## BEGIN
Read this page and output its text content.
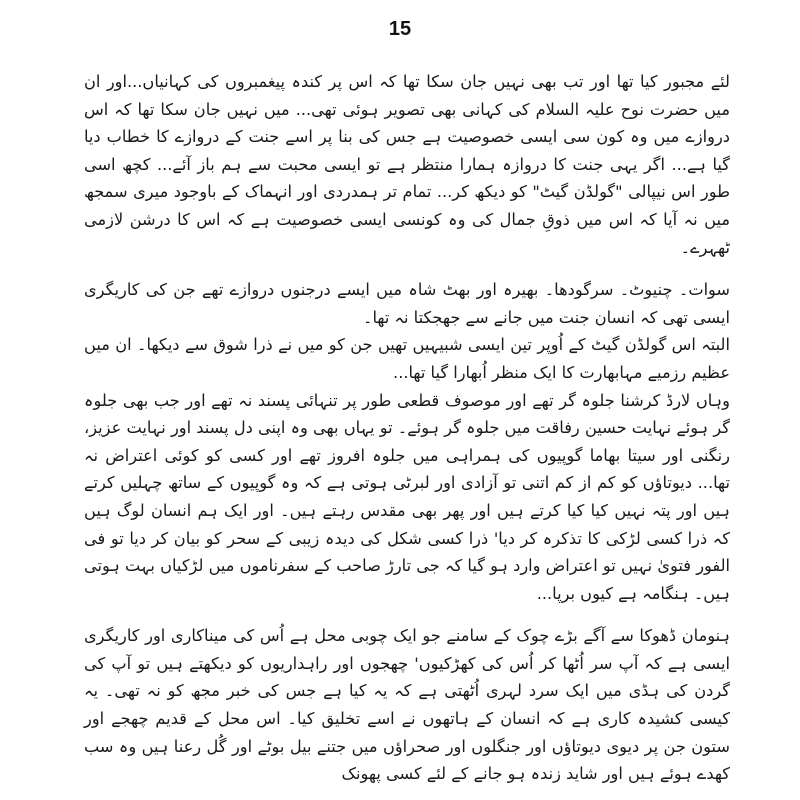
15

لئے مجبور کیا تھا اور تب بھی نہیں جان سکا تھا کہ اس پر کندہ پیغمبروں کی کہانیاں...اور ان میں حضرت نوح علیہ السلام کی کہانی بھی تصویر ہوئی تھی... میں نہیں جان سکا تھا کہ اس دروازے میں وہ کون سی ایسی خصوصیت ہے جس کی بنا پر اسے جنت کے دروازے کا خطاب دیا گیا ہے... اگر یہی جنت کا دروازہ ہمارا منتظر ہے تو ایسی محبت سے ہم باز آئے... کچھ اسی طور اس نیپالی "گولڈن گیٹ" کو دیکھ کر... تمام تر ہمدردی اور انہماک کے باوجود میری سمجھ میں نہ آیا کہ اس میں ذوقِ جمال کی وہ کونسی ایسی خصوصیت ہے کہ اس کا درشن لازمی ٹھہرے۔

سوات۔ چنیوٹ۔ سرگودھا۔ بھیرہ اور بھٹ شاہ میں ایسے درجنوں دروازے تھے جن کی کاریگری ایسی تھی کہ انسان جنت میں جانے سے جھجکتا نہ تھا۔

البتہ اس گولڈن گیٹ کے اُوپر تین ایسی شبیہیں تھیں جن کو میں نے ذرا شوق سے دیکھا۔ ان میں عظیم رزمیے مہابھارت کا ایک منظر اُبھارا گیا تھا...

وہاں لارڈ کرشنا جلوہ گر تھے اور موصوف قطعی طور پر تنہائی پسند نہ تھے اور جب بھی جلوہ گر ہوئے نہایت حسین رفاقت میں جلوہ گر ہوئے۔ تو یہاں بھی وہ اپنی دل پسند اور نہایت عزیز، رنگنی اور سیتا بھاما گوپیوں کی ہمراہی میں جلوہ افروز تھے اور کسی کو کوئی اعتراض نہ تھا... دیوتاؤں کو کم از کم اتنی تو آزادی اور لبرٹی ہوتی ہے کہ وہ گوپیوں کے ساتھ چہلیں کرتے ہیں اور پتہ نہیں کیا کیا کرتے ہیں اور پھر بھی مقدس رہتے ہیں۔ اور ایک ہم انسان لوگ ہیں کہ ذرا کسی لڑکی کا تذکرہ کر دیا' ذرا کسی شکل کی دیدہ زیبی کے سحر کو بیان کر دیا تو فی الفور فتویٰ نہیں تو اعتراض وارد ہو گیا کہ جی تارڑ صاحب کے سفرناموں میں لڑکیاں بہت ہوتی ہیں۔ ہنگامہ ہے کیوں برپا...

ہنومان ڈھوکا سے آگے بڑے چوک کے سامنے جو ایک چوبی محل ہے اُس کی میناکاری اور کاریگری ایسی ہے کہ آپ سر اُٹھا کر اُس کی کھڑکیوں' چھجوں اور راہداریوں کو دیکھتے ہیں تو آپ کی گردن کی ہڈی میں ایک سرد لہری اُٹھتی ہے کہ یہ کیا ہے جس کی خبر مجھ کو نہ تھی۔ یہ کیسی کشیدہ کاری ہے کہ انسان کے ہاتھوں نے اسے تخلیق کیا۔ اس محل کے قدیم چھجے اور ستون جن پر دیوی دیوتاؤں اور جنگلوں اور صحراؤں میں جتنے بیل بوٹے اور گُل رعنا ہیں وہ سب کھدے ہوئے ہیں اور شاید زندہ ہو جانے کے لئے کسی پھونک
## END
◆ **What to produce**
Transcribe all of the entries word for word, but skip any pictures they contain.

◆ **Final result**
Read this page and output its text content.
15

لئے مجبور کیا تھا اور تب بھی نہیں جان سکا تھا کہ اس پر کندہ پیغمبروں کی کہانیاں...اور ان میں حضرت نوح علیہ السلام کی کہانی بھی تصویر ہوئی تھی... میں نہیں جان سکا تھا کہ اس دروازے میں وہ کون سی ایسی خصوصیت ہے جس کی بنا پر اسے جنت کے دروازے کا خطاب دیا گیا ہے... اگر یہی جنت کا دروازہ ہمارا منتظر ہے تو ایسی محبت سے ہم باز آئے... کچھ اسی طور اس نیپالی "گولڈن گیٹ" کو دیکھ کر... تمام تر ہمدردی اور انہماک کے باوجود میری سمجھ میں نہ آیا کہ اس میں ذوقِ جمال کی وہ کونسی ایسی خصوصیت ہے کہ اس کا درشن لازمی ٹھہرے۔

سوات۔ چنیوٹ۔ سرگودھا۔ بھیرہ اور بھٹ شاہ میں ایسے درجنوں دروازے تھے جن کی کاریگری ایسی تھی کہ انسان جنت میں جانے سے جھجکتا نہ تھا۔

البتہ اس گولڈن گیٹ کے اُوپر تین ایسی شبیہیں تھیں جن کو میں نے ذرا شوق سے دیکھا۔ ان میں عظیم رزمیے مہابھارت کا ایک منظر اُبھارا گیا تھا...

وہاں لارڈ کرشنا جلوہ گر تھے اور موصوف قطعی طور پر تنہائی پسند نہ تھے اور جب بھی جلوہ گر ہوئے نہایت حسین رفاقت میں جلوہ گر ہوئے۔ تو یہاں بھی وہ اپنی دل پسند اور نہایت عزیز، رنگنی اور سیتا بھاما گوپیوں کی ہمراہی میں جلوہ افروز تھے اور کسی کو کوئی اعتراض نہ تھا... دیوتاؤں کو کم از کم اتنی تو آزادی اور لبرٹی ہوتی ہے کہ وہ گوپیوں کے ساتھ چہلیں کرتے ہیں اور پتہ نہیں کیا کیا کرتے ہیں اور پھر بھی مقدس رہتے ہیں۔ اور ایک ہم انسان لوگ ہیں کہ ذرا کسی لڑکی کا تذکرہ کر دیا' ذرا کسی شکل کی دیدہ زیبی کے سحر کو بیان کر دیا تو فی الفور فتویٰ نہیں تو اعتراض وارد ہو گیا کہ جی تارڑ صاحب کے سفرناموں میں لڑکیاں بہت ہوتی ہیں۔ ہنگامہ ہے کیوں برپا...

ہنومان ڈھوکا سے آگے بڑے چوک کے سامنے جو ایک چوبی محل ہے اُس کی میناکاری اور کاریگری ایسی ہے کہ آپ سر اُٹھا کر اُس کی کھڑکیوں' چھجوں اور راہداریوں کو دیکھتے ہیں تو آپ کی گردن کی ہڈی میں ایک سرد لہری اُٹھتی ہے کہ یہ کیا ہے جس کی خبر مجھ کو نہ تھی۔ یہ کیسی کشیدہ کاری ہے کہ انسان کے ہاتھوں نے اسے تخلیق کیا۔ اس محل کے قدیم چھجے اور ستون جن پر دیوی دیوتاؤں اور جنگلوں اور صحراؤں میں جتنے بیل بوٹے اور گُل رعنا ہیں وہ سب کھدے ہوئے ہیں اور شاید زندہ ہو جانے کے لئے کسی پھونک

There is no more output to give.